Directions - Copy the lines below word for word, omitting the pictures.

Data in this exercise -
====
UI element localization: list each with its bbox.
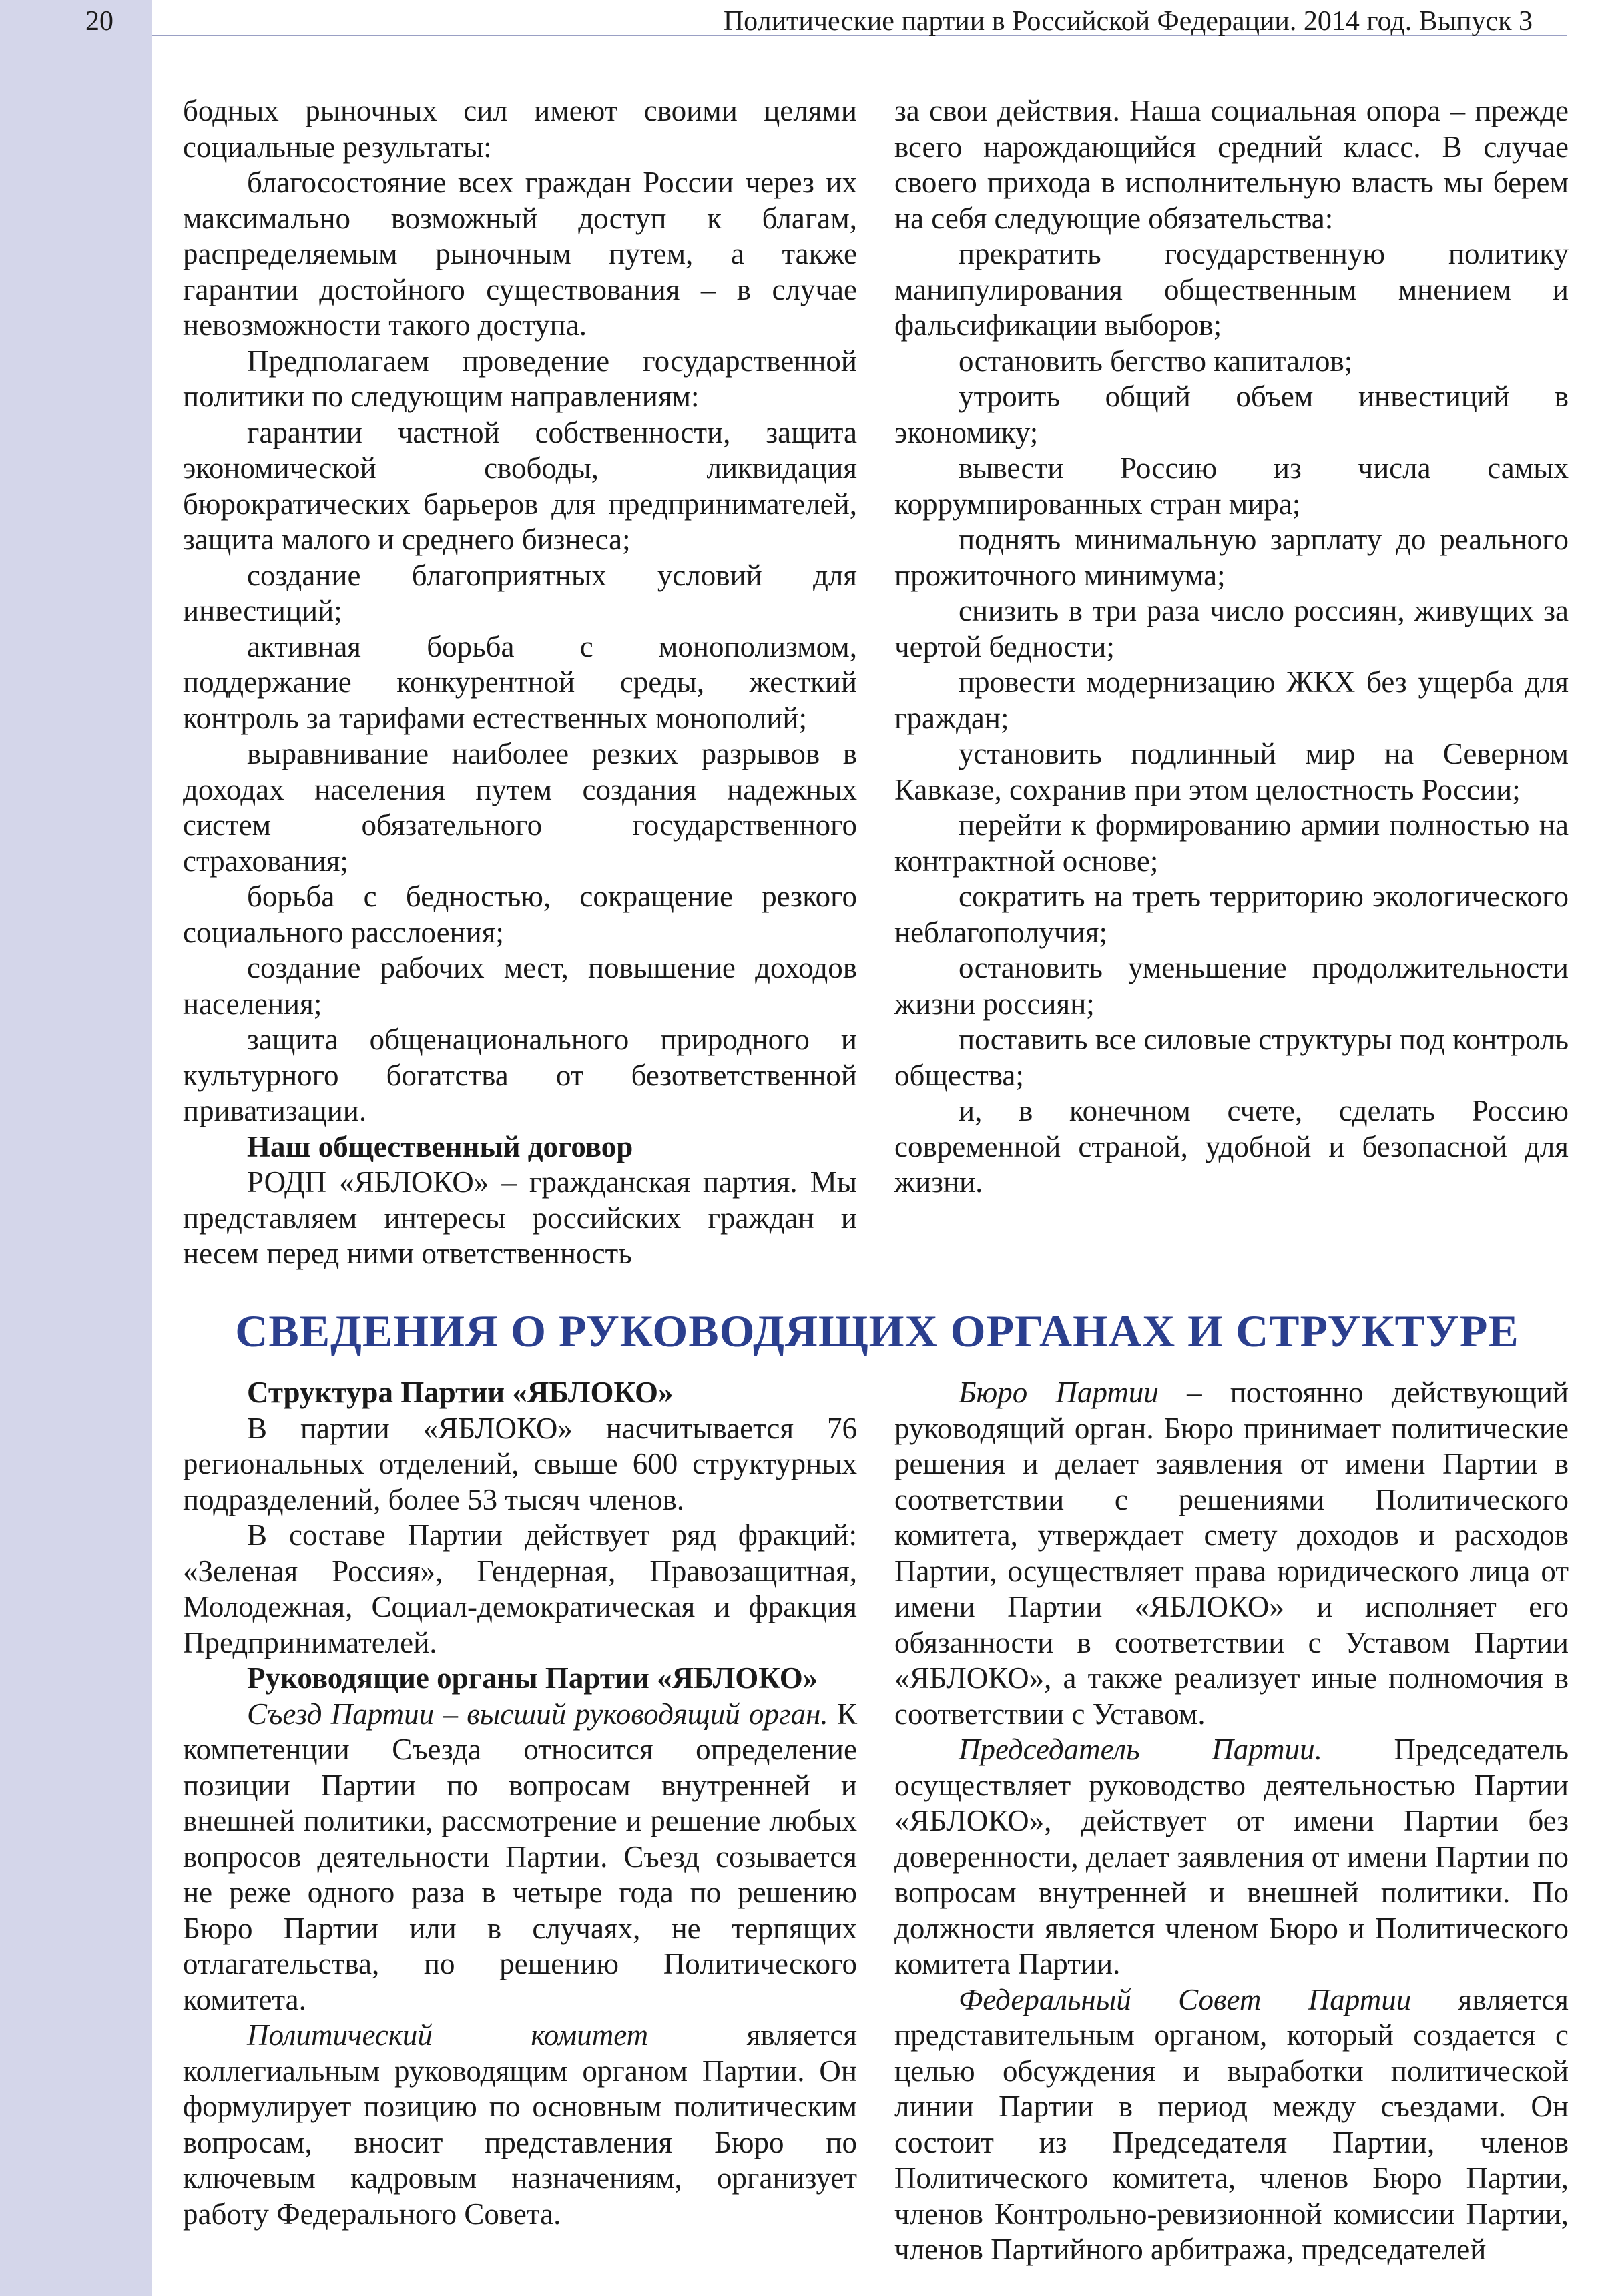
paragraph-text: борьба с бедностью, сокращение резкого социального расслоения; <box>183 880 857 949</box>
paragraph <box>894 879 1569 950</box>
paragraph <box>894 736 1569 808</box>
paragraph <box>894 665 1569 736</box>
paragraph <box>894 808 1569 879</box>
paragraph-text: Структура Партии «ЯБЛОКО» <box>247 1376 674 1409</box>
paragraph <box>894 950 1569 1022</box>
paragraph-text: Наш общественный договор <box>247 1129 633 1163</box>
paragraph <box>183 558 857 629</box>
side-margin-strip <box>0 0 152 2296</box>
emphasized-term: Федеральный Совет Партии <box>959 1982 1412 2016</box>
paragraph-text: и, в конечном счете, сделать Россию современной страной, удобной и безопасной для жизни. <box>894 1094 1569 1199</box>
paragraph-text: гарантии частной собственности, защита экономической свободы, ликвидация бюрократических барьеров для предпринимателей, защита малого и среднего бизнеса; <box>183 415 857 556</box>
paragraph <box>183 165 857 344</box>
paragraph-text: сократить на треть территорию экологического неблагополучия; <box>894 880 1569 949</box>
paragraph <box>894 522 1569 593</box>
paragraph <box>894 1732 1569 1982</box>
paragraph <box>894 1093 1569 1201</box>
paragraph-text: РОДП «ЯБЛОКО» – гражданская партия. Мы представляем интересы российских граждан и несем перед ними ответственность <box>183 1165 857 1270</box>
paragraph-text: Руководящие органы Партии «ЯБЛОКО» <box>247 1661 818 1695</box>
paragraph-text: защита общенационального природного и культурного богатства от безответственной приватизации. <box>183 1023 857 1127</box>
subheading <box>183 1129 857 1165</box>
subheading <box>183 1375 857 1411</box>
paragraph-text: остановить уменьшение продолжительности жизни россиян; <box>894 951 1569 1021</box>
paragraph-text: поднять минимальную зарплату до реального прожиточного минимума; <box>894 523 1569 592</box>
paragraph <box>894 236 1569 344</box>
page-number: 20 <box>85 6 113 37</box>
paragraph <box>183 93 857 165</box>
top-left-column <box>183 93 857 1272</box>
paragraph <box>183 950 857 1022</box>
paragraph-text: Председатель осуществляет руководство деятельностью Партии «ЯБЛОКО», действует от имени Партии без доверенности, делает заявления от имени Партии по вопросам внутренней и внешней политики. По должности является членом Бюро и Политического комитета Партии. <box>894 1733 1569 1980</box>
paragraph-text: установить подлинный мир на Северном Кавказе, сохранив при этом целостность России; <box>894 737 1569 806</box>
paragraph <box>183 344 857 415</box>
paragraph-text: провести модернизацию ЖКХ без ущерба для граждан; <box>894 665 1569 735</box>
paragraph <box>894 93 1569 236</box>
paragraph <box>894 1375 1569 1732</box>
paragraph-text: за свои действия. Наша социальная опора – прежде всего нарождающийся средний класс. В случае своего прихода в исполнительную власть мы берем на себя следующие обязательства: <box>894 94 1569 235</box>
paragraph <box>894 344 1569 380</box>
paragraph-text: снизить в три раза число россиян, живущих за чертой бедности; <box>894 594 1569 663</box>
paragraph-text: Предполагаем проведение государственной политики по следующим направлениям: <box>183 344 857 413</box>
paragraph <box>183 1022 857 1129</box>
paragraph-text: выравнивание наиболее резких разрывов в доходах населения путем создания надежных систем обязательного государственного страхования; <box>183 737 857 878</box>
paragraph <box>183 1411 857 1518</box>
bottom-left-column <box>183 1375 857 2232</box>
paragraph-text: является представительным органом, который создается с целью обсуждения и выработки политической линии Партии в период между съездами. Он состоит из Председателя Партии, членов Политического комитета, членов Бюро Партии, членов Контрольно-ревизионной комиссии Партии, членов Партийного арбитража, председателей <box>894 1982 1569 2266</box>
emphasized-term: Председатель Партии. <box>959 1733 1322 1766</box>
section-title: СВЕДЕНИЯ О РУКОВОДЯЩИХ ОРГАНАХ И СТРУКТУРЕ <box>235 1306 1519 1356</box>
paragraph <box>183 629 857 737</box>
page-header <box>152 0 1567 36</box>
paragraph-text: – постоянно действующий руководящий орган. Бюро принимает политические решения и делает заявления от имени Партии в соответствии с решениями Политического комитета, утверждает смету доходов и расходов Партии, осуществляет права юридического лица от имени Партии «ЯБЛОКО» и исполняет его обязанности в соответствии с Уставом Партии «ЯБЛОКО», а также реализует иные полномочия в соответствии с Уставом. <box>894 1376 1569 1731</box>
paragraph <box>183 879 857 950</box>
paragraph-text: К компетенции Съезда относится определение позиции Партии по вопросам внутренней и внешней политики, рассмотрение и решение любых вопросов деятельности Партии. Съезд созывается не реже одного раза в четыре года по решению Бюро Партии или в случаях, не терпящих отлагательства, по решению Политического комитета. <box>183 1697 858 2016</box>
emphasized-term: Бюро Партии <box>959 1376 1159 1409</box>
paragraph-text: утроить общий объем инвестиций в экономику; <box>894 380 1569 449</box>
paragraph-text: создание благоприятных условий для инвестиций; <box>183 558 857 627</box>
paragraph <box>894 1982 1569 2268</box>
paragraph-text: В партии «ЯБЛОКО» насчитывается 76 региональных отделений, свыше 600 структурных подразделений, более 53 тысяч членов. <box>183 1411 857 1516</box>
top-right-column <box>894 93 1569 1201</box>
paragraph-text: вывести Россию из числа самых коррумпированных стран мира; <box>894 451 1569 521</box>
paragraph <box>894 593 1569 665</box>
paragraph-text: поставить все силовые структуры под контроль общества; <box>894 1023 1569 1092</box>
bottom-right-column <box>894 1375 1569 2268</box>
paragraph-text: В составе Партии действует ряд фракций: «Зеленая Россия», Гендерная, Правозащитная, Молодежная, Социал-демократическая и фракция Предпринимателей. <box>183 1518 857 1659</box>
paragraph-text: создание рабочих мест, повышение доходов населения; <box>183 951 857 1021</box>
emphasized-term: Политический комитет <box>247 2018 649 2052</box>
emphasized-term: Съезд Партии – высший руководящий орган. <box>247 1697 828 1731</box>
paragraph <box>183 736 857 879</box>
paragraph-text: является коллегиальным руководящим органом Партии. Он формулирует позицию по основным политическим вопросам, вносит представления Бюро по ключевым кадровым назначениям, организует работу Федерального Совета. <box>183 2018 857 2231</box>
paragraph-text: бодных рыночных сил имеют своими целями социальные результаты: <box>183 94 857 164</box>
paragraph <box>894 379 1569 451</box>
paragraph-text: остановить бегство капиталов; <box>959 344 1353 378</box>
paragraph <box>183 415 857 558</box>
paragraph-text: активная борьба с монополизмом, поддержание конкурентной среды, жесткий контроль за тарифами естественных монополий; <box>183 629 857 735</box>
paragraph-text: прекратить государственную политику манипулирования общественным мнением и фальсификации выборов; <box>894 237 1569 342</box>
paragraph-text: перейти к формированию армии полностью на контрактной основе; <box>894 808 1569 878</box>
running-title: Политические партии в Российской Федерации. 2014 год. Выпуск 3 <box>723 6 1533 37</box>
paragraph <box>894 451 1569 522</box>
paragraph <box>894 1022 1569 1093</box>
paragraph-text: благосостояние всех граждан России через их максимально возможный доступ к благам, распределяемым рыночным путем, а также гарантии достойного существования – в случае невозможности такого доступа. <box>183 166 857 342</box>
paragraph <box>183 2018 857 2232</box>
paragraph <box>183 1518 857 1661</box>
paragraph <box>183 1165 857 1272</box>
paragraph <box>183 1697 857 2018</box>
subheading <box>183 1661 857 1697</box>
====
Finished task -
UI element localization: list each with its bbox.
paragraph-text: борьба с бедностью, сокращение резкого социального расслоения; <box>183 880 857 949</box>
paragraph <box>894 879 1569 950</box>
paragraph <box>894 736 1569 808</box>
paragraph <box>894 665 1569 736</box>
paragraph <box>894 808 1569 879</box>
paragraph-text: Структура Партии «ЯБЛОКО» <box>247 1376 674 1409</box>
paragraph <box>894 950 1569 1022</box>
paragraph-text: Наш общественный договор <box>247 1129 633 1163</box>
paragraph <box>183 558 857 629</box>
side-margin-strip <box>0 0 152 2296</box>
emphasized-term: Федеральный Совет Партии <box>959 1982 1412 2016</box>
paragraph-text: и, в конечном счете, сделать Россию современной страной, удобной и безопасной для жизни. <box>894 1094 1569 1199</box>
paragraph-text: гарантии частной собственности, защита экономической свободы, ликвидация бюрократических барьеров для предпринимателей, защита малого и среднего бизнеса; <box>183 415 857 556</box>
paragraph <box>183 165 857 344</box>
paragraph-text: сократить на треть территорию экологического неблагополучия; <box>894 880 1569 949</box>
paragraph <box>894 522 1569 593</box>
paragraph <box>894 1732 1569 1982</box>
paragraph <box>894 1093 1569 1201</box>
paragraph-text: РОДП «ЯБЛОКО» – гражданская партия. Мы представляем интересы российских граждан и несем перед ними ответственность <box>183 1165 857 1270</box>
paragraph-text: Руководящие органы Партии «ЯБЛОКО» <box>247 1661 818 1695</box>
paragraph-text: защита общенационального природного и культурного богатства от безответственной приватизации. <box>183 1023 857 1127</box>
subheading <box>183 1129 857 1165</box>
subheading <box>183 1375 857 1411</box>
paragraph-text: остановить уменьшение продолжительности жизни россиян; <box>894 951 1569 1021</box>
paragraph-text: поднять минимальную зарплату до реального прожиточного минимума; <box>894 523 1569 592</box>
paragraph <box>894 236 1569 344</box>
page-number: 20 <box>85 6 113 37</box>
paragraph <box>183 93 857 165</box>
top-left-column <box>183 93 857 1272</box>
paragraph <box>183 950 857 1022</box>
paragraph-text: Председатель осуществляет руководство деятельностью Партии «ЯБЛОКО», действует от имени Партии без доверенности, делает заявления от имени Партии по вопросам внутренней и внешней политики. По должности является членом Бюро и Политического комитета Партии. <box>894 1733 1569 1980</box>
paragraph-text: установить подлинный мир на Северном Кавказе, сохранив при этом целостность России; <box>894 737 1569 806</box>
paragraph <box>183 344 857 415</box>
paragraph-text: провести модернизацию ЖКХ без ущерба для граждан; <box>894 665 1569 735</box>
paragraph <box>894 93 1569 236</box>
paragraph <box>894 1375 1569 1732</box>
paragraph-text: за свои действия. Наша социальная опора – прежде всего нарождающийся средний класс. В случае своего прихода в исполнительную власть мы берем на себя следующие обязательства: <box>894 94 1569 235</box>
paragraph <box>894 344 1569 380</box>
paragraph-text: снизить в три раза число россиян, живущих за чертой бедности; <box>894 594 1569 663</box>
paragraph-text: Предполагаем проведение государственной политики по следующим направлениям: <box>183 344 857 413</box>
paragraph <box>183 1022 857 1129</box>
paragraph-text: выравнивание наиболее резких разрывов в доходах населения путем создания надежных систем обязательного государственного страхования; <box>183 737 857 878</box>
paragraph <box>183 1411 857 1518</box>
bottom-left-column <box>183 1375 857 2232</box>
paragraph-text: является представительным органом, который создается с целью обсуждения и выработки политической линии Партии в период между съездами. Он состоит из Председателя Партии, членов Политического комитета, членов Бюро Партии, членов Контрольно-ревизионной комиссии Партии, членов Партийного арбитража, председателей <box>894 1982 1569 2266</box>
emphasized-term: Председатель Партии. <box>959 1733 1322 1766</box>
section-title: СВЕДЕНИЯ О РУКОВОДЯЩИХ ОРГАНАХ И СТРУКТУРЕ <box>235 1306 1519 1356</box>
paragraph <box>183 629 857 737</box>
page-header <box>152 0 1567 36</box>
paragraph-text: – постоянно действующий руководящий орган. Бюро принимает политические решения и делает заявления от имени Партии в соответствии с решениями Политического комитета, утверждает смету доходов и расходов Партии, осуществляет права юридического лица от имени Партии «ЯБЛОКО» и исполняет его обязанности в соответствии с Уставом Партии «ЯБЛОКО», а также реализует иные полномочия в соответствии с Уставом. <box>894 1376 1569 1731</box>
paragraph <box>183 879 857 950</box>
paragraph-text: К компетенции Съезда относится определение позиции Партии по вопросам внутренней и внешней политики, рассмотрение и решение любых вопросов деятельности Партии. Съезд созывается не реже одного раза в четыре года по решению Бюро Партии или в случаях, не терпящих отлагательства, по решению Политического комитета. <box>183 1697 858 2016</box>
emphasized-term: Бюро Партии <box>959 1376 1159 1409</box>
paragraph-text: утроить общий объем инвестиций в экономику; <box>894 380 1569 449</box>
paragraph-text: создание благоприятных условий для инвестиций; <box>183 558 857 627</box>
paragraph <box>894 1982 1569 2268</box>
paragraph-text: В партии «ЯБЛОКО» насчитывается 76 региональных отделений, свыше 600 структурных подразделений, более 53 тысяч членов. <box>183 1411 857 1516</box>
top-right-column <box>894 93 1569 1201</box>
paragraph-text: вывести Россию из числа самых коррумпированных стран мира; <box>894 451 1569 521</box>
paragraph <box>894 593 1569 665</box>
paragraph-text: поставить все силовые структуры под контроль общества; <box>894 1023 1569 1092</box>
bottom-right-column <box>894 1375 1569 2268</box>
paragraph-text: В составе Партии действует ряд фракций: «Зеленая Россия», Гендерная, Правозащитная, Молодежная, Социал-демократическая и фракция Предпринимателей. <box>183 1518 857 1659</box>
paragraph-text: создание рабочих мест, повышение доходов населения; <box>183 951 857 1021</box>
emphasized-term: Политический комитет <box>247 2018 649 2052</box>
emphasized-term: Съезд Партии – высший руководящий орган. <box>247 1697 828 1731</box>
paragraph <box>183 736 857 879</box>
paragraph-text: является коллегиальным руководящим органом Партии. Он формулирует позицию по основным политическим вопросам, вносит представления Бюро по ключевым кадровым назначениям, организует работу Федерального Совета. <box>183 2018 857 2231</box>
paragraph-text: бодных рыночных сил имеют своими целями социальные результаты: <box>183 94 857 164</box>
paragraph <box>894 379 1569 451</box>
paragraph-text: остановить бегство капиталов; <box>959 344 1353 378</box>
paragraph <box>183 415 857 558</box>
paragraph-text: активная борьба с монополизмом, поддержание конкурентной среды, жесткий контроль за тарифами естественных монополий; <box>183 629 857 735</box>
paragraph-text: прекратить государственную политику манипулирования общественным мнением и фальсификации выборов; <box>894 237 1569 342</box>
paragraph-text: перейти к формированию армии полностью на контрактной основе; <box>894 808 1569 878</box>
running-title: Политические партии в Российской Федерации. 2014 год. Выпуск 3 <box>723 6 1533 37</box>
paragraph <box>894 451 1569 522</box>
paragraph <box>894 1022 1569 1093</box>
paragraph-text: благосостояние всех граждан России через их максимально возможный доступ к благам, распределяемым рыночным путем, а также гарантии достойного существования – в случае невозможности такого доступа. <box>183 166 857 342</box>
paragraph <box>183 2018 857 2232</box>
paragraph <box>183 1518 857 1661</box>
paragraph <box>183 1165 857 1272</box>
paragraph <box>183 1697 857 2018</box>
subheading <box>183 1661 857 1697</box>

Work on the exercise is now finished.